(Extracted data entries)
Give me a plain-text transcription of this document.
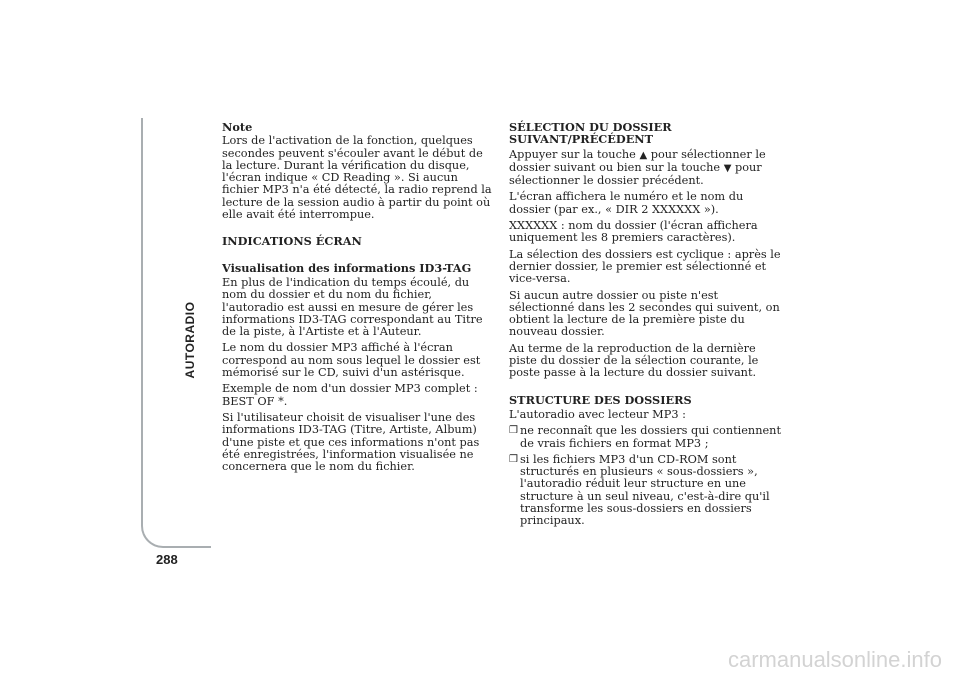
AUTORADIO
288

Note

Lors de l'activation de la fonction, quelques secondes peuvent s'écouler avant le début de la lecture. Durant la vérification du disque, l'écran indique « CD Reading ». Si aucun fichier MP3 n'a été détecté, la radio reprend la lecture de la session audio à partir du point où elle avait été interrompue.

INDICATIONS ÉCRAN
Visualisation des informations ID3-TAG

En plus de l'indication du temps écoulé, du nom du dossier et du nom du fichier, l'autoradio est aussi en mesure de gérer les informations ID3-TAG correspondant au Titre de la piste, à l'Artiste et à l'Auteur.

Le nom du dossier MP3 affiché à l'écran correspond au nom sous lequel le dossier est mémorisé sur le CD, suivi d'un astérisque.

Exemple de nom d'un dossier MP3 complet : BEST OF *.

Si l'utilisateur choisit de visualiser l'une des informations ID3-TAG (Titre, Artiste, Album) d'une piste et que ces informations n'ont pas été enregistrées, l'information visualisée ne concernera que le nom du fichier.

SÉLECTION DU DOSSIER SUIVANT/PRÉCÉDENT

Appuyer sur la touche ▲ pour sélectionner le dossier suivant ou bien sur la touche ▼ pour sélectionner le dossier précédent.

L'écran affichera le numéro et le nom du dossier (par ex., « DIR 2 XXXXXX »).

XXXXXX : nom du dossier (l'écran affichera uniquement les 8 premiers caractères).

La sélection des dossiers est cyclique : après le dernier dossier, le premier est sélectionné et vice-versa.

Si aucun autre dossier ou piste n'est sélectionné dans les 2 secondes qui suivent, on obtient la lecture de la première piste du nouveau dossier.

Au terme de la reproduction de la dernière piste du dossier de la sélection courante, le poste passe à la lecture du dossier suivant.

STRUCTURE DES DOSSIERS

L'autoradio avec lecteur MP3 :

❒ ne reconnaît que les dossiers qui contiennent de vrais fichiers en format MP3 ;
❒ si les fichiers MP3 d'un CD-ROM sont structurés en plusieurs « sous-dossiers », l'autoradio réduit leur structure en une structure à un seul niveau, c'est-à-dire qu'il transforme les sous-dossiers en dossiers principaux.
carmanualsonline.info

PROMPT: Copy out each record shown above without alteration, skipping any picture.

SOLUTION FOR THIS EXERCISE:
Give me a plain-text transcription of this document.
AUTORADIO
288

Note

Lors de l'activation de la fonction, quelques secondes peuvent s'écouler avant le début de la lecture. Durant la vérification du disque, l'écran indique « CD Reading ». Si aucun fichier MP3 n'a été détecté, la radio reprend la lecture de la session audio à partir du point où elle avait été interrompue.

INDICATIONS ÉCRAN
Visualisation des informations ID3-TAG

En plus de l'indication du temps écoulé, du nom du dossier et du nom du fichier, l'autoradio est aussi en mesure de gérer les informations ID3-TAG correspondant au Titre de la piste, à l'Artiste et à l'Auteur.

Le nom du dossier MP3 affiché à l'écran correspond au nom sous lequel le dossier est mémorisé sur le CD, suivi d'un astérisque.

Exemple de nom d'un dossier MP3 complet : BEST OF *.

Si l'utilisateur choisit de visualiser l'une des informations ID3-TAG (Titre, Artiste, Album) d'une piste et que ces informations n'ont pas été enregistrées, l'information visualisée ne concernera que le nom du fichier.

SÉLECTION DU DOSSIER SUIVANT/PRÉCÉDENT

Appuyer sur la touche ▲ pour sélectionner le dossier suivant ou bien sur la touche ▼ pour sélectionner le dossier précédent.

L'écran affichera le numéro et le nom du dossier (par ex., « DIR 2 XXXXXX »).

XXXXXX : nom du dossier (l'écran affichera uniquement les 8 premiers caractères).

La sélection des dossiers est cyclique : après le dernier dossier, le premier est sélectionné et vice-versa.

Si aucun autre dossier ou piste n'est sélectionné dans les 2 secondes qui suivent, on obtient la lecture de la première piste du nouveau dossier.

Au terme de la reproduction de la dernière piste du dossier de la sélection courante, le poste passe à la lecture du dossier suivant.

STRUCTURE DES DOSSIERS

L'autoradio avec lecteur MP3 :

❒ ne reconnaît que les dossiers qui contiennent de vrais fichiers en format MP3 ;
❒ si les fichiers MP3 d'un CD-ROM sont structurés en plusieurs « sous-dossiers », l'autoradio réduit leur structure en une structure à un seul niveau, c'est-à-dire qu'il transforme les sous-dossiers en dossiers principaux.
carmanualsonline.info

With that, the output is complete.